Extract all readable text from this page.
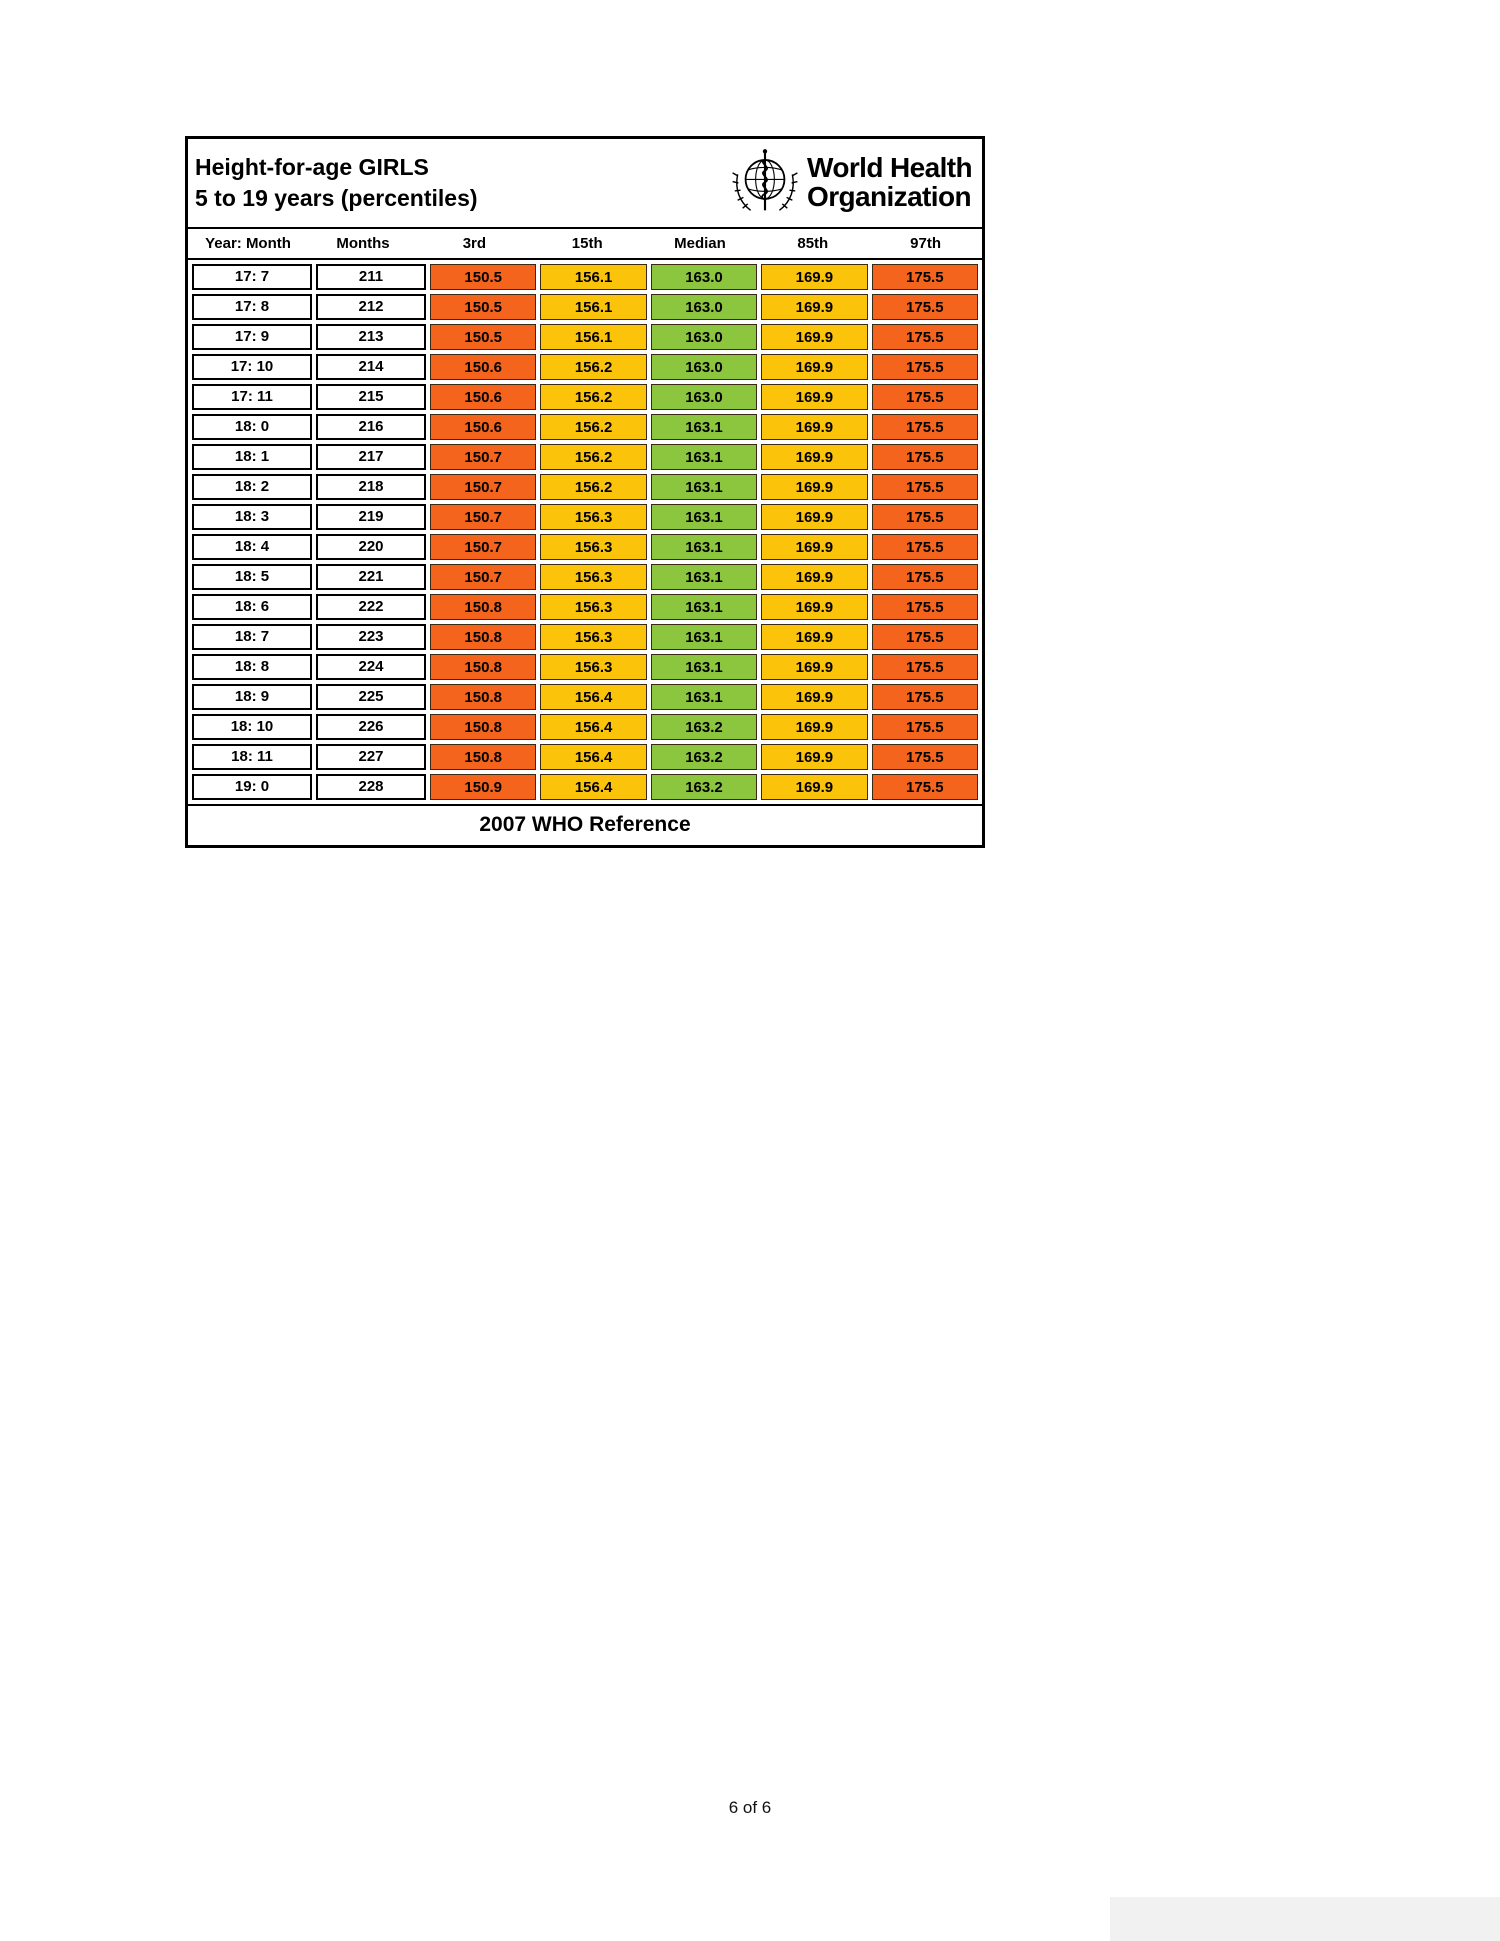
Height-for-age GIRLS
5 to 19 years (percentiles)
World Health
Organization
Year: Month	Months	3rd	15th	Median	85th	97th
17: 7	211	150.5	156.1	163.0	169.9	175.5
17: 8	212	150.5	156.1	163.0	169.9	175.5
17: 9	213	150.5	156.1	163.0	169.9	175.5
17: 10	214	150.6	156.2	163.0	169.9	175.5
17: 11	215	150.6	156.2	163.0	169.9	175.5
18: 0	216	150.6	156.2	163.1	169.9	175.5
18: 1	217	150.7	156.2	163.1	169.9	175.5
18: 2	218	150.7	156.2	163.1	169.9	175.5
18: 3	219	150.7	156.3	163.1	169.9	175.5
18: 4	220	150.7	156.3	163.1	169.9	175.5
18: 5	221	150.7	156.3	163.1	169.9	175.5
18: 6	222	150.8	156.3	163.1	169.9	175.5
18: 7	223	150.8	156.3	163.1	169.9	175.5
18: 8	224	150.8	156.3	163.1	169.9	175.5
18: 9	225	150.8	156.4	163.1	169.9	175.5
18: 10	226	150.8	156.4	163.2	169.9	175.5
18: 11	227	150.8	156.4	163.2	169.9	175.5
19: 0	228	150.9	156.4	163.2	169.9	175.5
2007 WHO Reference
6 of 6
--*--
**What to work on**
Output the entries above exactly, without their pictures.

**Result below**
Extract all readable text from this page.
Height-for-age GIRLS
5 to 19 years (percentiles)
World Health
Organization
Year: Month	Months	3rd	15th	Median	85th	97th
17: 7	211	150.5	156.1	163.0	169.9	175.5
17: 8	212	150.5	156.1	163.0	169.9	175.5
17: 9	213	150.5	156.1	163.0	169.9	175.5
17: 10	214	150.6	156.2	163.0	169.9	175.5
17: 11	215	150.6	156.2	163.0	169.9	175.5
18: 0	216	150.6	156.2	163.1	169.9	175.5
18: 1	217	150.7	156.2	163.1	169.9	175.5
18: 2	218	150.7	156.2	163.1	169.9	175.5
18: 3	219	150.7	156.3	163.1	169.9	175.5
18: 4	220	150.7	156.3	163.1	169.9	175.5
18: 5	221	150.7	156.3	163.1	169.9	175.5
18: 6	222	150.8	156.3	163.1	169.9	175.5
18: 7	223	150.8	156.3	163.1	169.9	175.5
18: 8	224	150.8	156.3	163.1	169.9	175.5
18: 9	225	150.8	156.4	163.1	169.9	175.5
18: 10	226	150.8	156.4	163.2	169.9	175.5
18: 11	227	150.8	156.4	163.2	169.9	175.5
19: 0	228	150.9	156.4	163.2	169.9	175.5
2007 WHO Reference
6 of 6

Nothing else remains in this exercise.